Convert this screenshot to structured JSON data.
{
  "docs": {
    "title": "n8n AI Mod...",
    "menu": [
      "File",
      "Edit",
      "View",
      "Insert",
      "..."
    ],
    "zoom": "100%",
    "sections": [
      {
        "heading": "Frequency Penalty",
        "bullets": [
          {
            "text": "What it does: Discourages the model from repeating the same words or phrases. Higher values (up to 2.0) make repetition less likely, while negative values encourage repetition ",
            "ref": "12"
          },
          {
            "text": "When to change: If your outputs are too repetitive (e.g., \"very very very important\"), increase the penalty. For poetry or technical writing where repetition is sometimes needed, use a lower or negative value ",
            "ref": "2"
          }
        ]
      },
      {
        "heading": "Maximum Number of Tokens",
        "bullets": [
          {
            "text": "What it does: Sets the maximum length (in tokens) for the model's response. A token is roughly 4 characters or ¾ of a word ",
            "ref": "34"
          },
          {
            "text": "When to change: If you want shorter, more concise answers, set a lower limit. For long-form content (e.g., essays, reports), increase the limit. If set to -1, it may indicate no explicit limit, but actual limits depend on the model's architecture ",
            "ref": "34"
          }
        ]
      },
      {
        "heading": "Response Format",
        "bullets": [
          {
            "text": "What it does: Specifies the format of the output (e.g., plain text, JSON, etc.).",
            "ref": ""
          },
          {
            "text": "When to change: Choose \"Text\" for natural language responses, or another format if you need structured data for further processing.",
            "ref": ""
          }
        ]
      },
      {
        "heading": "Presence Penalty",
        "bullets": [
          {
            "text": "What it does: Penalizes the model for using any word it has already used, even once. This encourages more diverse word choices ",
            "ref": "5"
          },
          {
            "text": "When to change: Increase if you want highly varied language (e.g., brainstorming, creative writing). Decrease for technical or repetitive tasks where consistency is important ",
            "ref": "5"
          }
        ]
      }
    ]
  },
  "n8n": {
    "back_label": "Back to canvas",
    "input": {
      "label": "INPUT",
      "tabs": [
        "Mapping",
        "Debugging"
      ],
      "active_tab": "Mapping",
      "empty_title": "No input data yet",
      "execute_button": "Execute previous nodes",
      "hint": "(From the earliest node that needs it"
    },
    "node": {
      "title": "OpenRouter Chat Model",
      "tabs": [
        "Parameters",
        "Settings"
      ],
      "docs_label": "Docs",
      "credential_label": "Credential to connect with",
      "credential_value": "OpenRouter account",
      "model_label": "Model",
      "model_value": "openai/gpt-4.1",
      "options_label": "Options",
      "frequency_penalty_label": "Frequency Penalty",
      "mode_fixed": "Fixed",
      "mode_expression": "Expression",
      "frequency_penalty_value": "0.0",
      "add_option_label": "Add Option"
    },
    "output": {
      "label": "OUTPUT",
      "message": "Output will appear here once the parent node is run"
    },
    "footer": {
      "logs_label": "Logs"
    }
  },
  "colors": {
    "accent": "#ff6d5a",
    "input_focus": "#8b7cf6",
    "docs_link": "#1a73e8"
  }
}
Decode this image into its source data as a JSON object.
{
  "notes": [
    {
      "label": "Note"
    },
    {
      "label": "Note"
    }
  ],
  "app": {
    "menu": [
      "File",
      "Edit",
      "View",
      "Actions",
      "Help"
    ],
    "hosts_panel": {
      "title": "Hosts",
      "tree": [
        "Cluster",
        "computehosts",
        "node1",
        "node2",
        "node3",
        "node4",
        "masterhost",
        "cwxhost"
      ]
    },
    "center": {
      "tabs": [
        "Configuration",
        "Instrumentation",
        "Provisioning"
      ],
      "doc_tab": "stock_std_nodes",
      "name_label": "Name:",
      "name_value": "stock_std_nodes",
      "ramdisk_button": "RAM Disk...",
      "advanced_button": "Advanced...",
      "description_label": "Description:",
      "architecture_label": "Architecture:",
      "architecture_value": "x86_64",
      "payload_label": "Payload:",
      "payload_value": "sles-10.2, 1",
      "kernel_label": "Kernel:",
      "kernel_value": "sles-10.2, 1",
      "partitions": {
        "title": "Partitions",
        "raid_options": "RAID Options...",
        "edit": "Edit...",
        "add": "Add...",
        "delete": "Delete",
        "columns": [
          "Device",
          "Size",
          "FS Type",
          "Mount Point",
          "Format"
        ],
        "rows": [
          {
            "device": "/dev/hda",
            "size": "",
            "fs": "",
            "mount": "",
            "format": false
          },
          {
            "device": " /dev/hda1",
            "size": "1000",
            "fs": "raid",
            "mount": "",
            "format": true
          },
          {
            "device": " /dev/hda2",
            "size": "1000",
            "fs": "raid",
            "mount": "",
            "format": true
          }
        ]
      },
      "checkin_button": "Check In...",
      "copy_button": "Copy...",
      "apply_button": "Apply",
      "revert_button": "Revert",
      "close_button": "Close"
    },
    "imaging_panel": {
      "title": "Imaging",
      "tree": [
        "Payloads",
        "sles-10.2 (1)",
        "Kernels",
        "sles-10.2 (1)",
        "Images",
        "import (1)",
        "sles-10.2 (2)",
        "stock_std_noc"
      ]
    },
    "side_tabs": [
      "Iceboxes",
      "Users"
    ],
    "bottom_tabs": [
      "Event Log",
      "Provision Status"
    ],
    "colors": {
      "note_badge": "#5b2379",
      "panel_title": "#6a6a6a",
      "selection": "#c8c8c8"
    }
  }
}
☆ ☆ ☆ ☆ ☆
### THE REQUEST
Copy each line holding the word "sles" from the listing above.

### REPLY TO THE EXERCISE
      "payload_value": "sles-10.2, 1",
      "kernel_value": "sles-10.2, 1",
        "sles-10.2 (1)",
        "sles-10.2 (1)",
        "sles-10.2 (2)",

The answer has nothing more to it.